### [Goal]
Check every line below for the word "values" and copy the ones that have it.

━━━ Raw records ━━━

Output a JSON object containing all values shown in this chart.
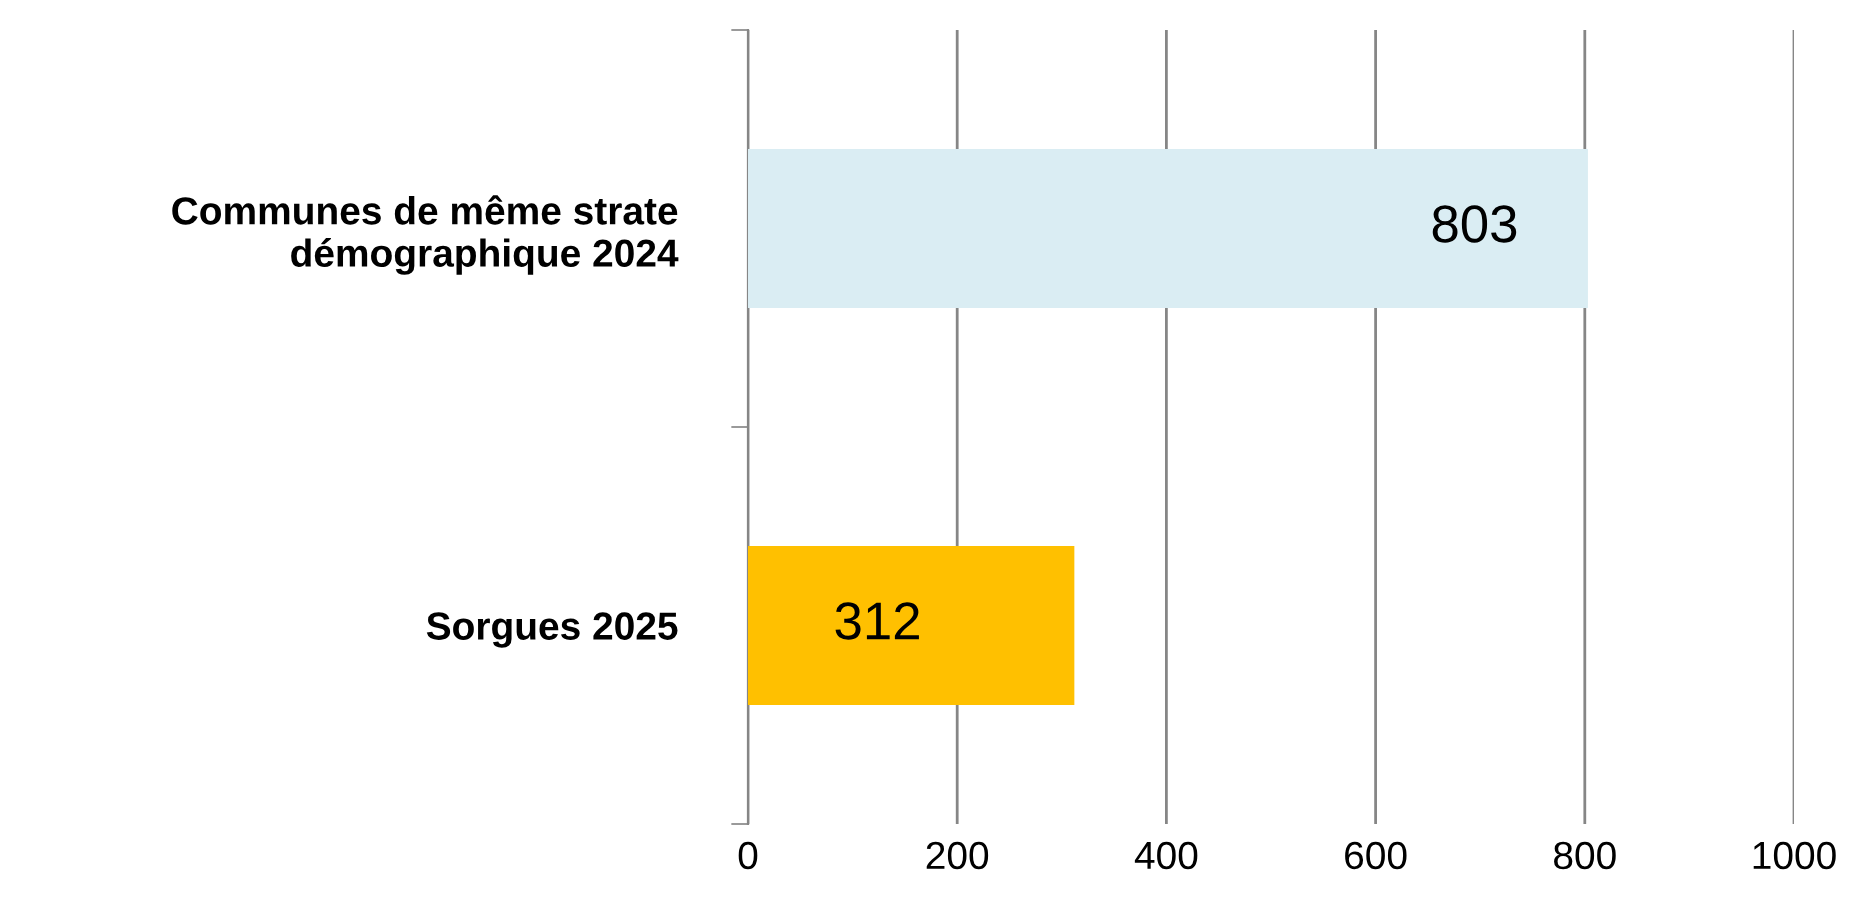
{
  "chart_data": {
    "type": "bar",
    "orientation": "horizontal",
    "categories": [
      "Communes de même strate\ndémographique 2024",
      "Sorgues 2025"
    ],
    "values": [
      803,
      312
    ],
    "colors": [
      "#daedf3",
      "#ffc000"
    ],
    "xlim": [
      0,
      1000
    ],
    "xticks": [
      0,
      200,
      400,
      600,
      800,
      1000
    ],
    "grid": "x",
    "data_labels": true
  }
}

━━━

### [Answer in full]
Output a JSON object containing all values shown in this chart.
    "values": [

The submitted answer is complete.